Data rows:

———

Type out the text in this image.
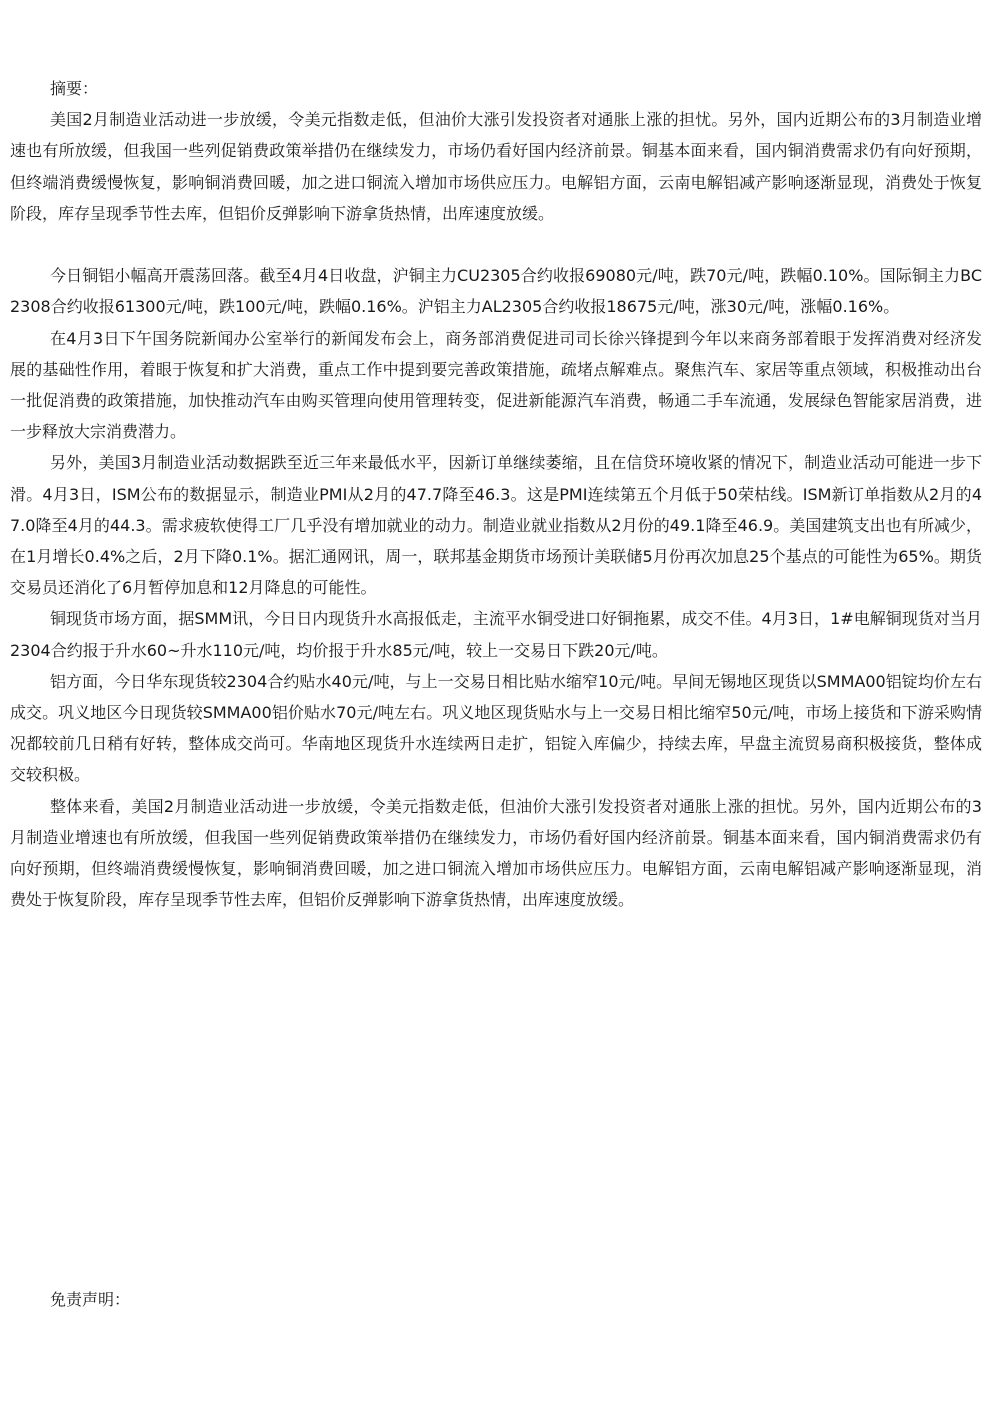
摘要：

美国2月制造业活动进一步放缓，令美元指数走低，但油价大涨引发投资者对通胀上涨的担忧。另外，国内近期公布的3月制造业增速也有所放缓，但我国一些列促销费政策举措仍在继续发力，市场仍看好国内经济前景。铜基本面来看，国内铜消费需求仍有向好预期，但终端消费缓慢恢复，影响铜消费回暖，加之进口铜流入增加市场供应压力。电解铝方面，云南电解铝减产影响逐渐显现，消费处于恢复阶段，库存呈现季节性去库，但铝价反弹影响下游拿货热情，出库速度放缓。

今日铜铝小幅高开震荡回落。截至4月4日收盘，沪铜主力CU2305合约收报69080元/吨，跌70元/吨，跌幅0.10%。国际铜主力BC2308合约收报61300元/吨，跌100元/吨，跌幅0.16%。沪铝主力AL2305合约收报18675元/吨，涨30元/吨，涨幅0.16%。

在4月3日下午国务院新闻办公室举行的新闻发布会上，商务部消费促进司司长徐兴锋提到今年以来商务部着眼于发挥消费对经济发展的基础性作用，着眼于恢复和扩大消费，重点工作中提到要完善政策措施，疏堵点解难点。聚焦汽车、家居等重点领域，积极推动出台一批促消费的政策措施，加快推动汽车由购买管理向使用管理转变，促进新能源汽车消费，畅通二手车流通，发展绿色智能家居消费，进一步释放大宗消费潜力。

另外，美国3月制造业活动数据跌至近三年来最低水平，因新订单继续萎缩，且在信贷环境收紧的情况下，制造业活动可能进一步下滑。4月3日，ISM公布的数据显示，制造业PMI从2月的47.7降至46.3。这是PMI连续第五个月低于50荣枯线。ISM新订单指数从2月的47.0降至4月的44.3。需求疲软使得工厂几乎没有增加就业的动力。制造业就业指数从2月份的49.1降至46.9。美国建筑支出也有所减少，在1月增长0.4%之后，2月下降0.1%。据汇通网讯，周一，联邦基金期货市场预计美联储5月份再次加息25个基点的可能性为65%。期货交易员还消化了6月暂停加息和12月降息的可能性。

铜现货市场方面，据SMM讯，今日日内现货升水高报低走，主流平水铜受进口好铜拖累，成交不佳。4月3日，1#电解铜现货对当月2304合约报于升水60~升水110元/吨，均价报于升水85元/吨，较上一交易日下跌20元/吨。

铝方面，今日华东现货较2304合约贴水40元/吨，与上一交易日相比贴水缩窄10元/吨。早间无锡地区现货以SMMA00铝锭均价左右成交。巩义地区今日现货较SMMA00铝价贴水70元/吨左右。巩义地区现货贴水与上一交易日相比缩窄50元/吨，市场上接货和下游采购情况都较前几日稍有好转，整体成交尚可。华南地区现货升水连续两日走扩，铝锭入库偏少，持续去库，早盘主流贸易商积极接货，整体成交较积极。

整体来看，美国2月制造业活动进一步放缓，令美元指数走低，但油价大涨引发投资者对通胀上涨的担忧。另外，国内近期公布的3月制造业增速也有所放缓，但我国一些列促销费政策举措仍在继续发力，市场仍看好国内经济前景。铜基本面来看，国内铜消费需求仍有向好预期，但终端消费缓慢恢复，影响铜消费回暖，加之进口铜流入增加市场供应压力。电解铝方面，云南电解铝减产影响逐渐显现，消费处于恢复阶段，库存呈现季节性去库，但铝价反弹影响下游拿货热情，出库速度放缓。

免责声明：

———

Set problem: Report how many lines include the word "库存呈现季节性去库". Give nothing but the number.

Task result: 2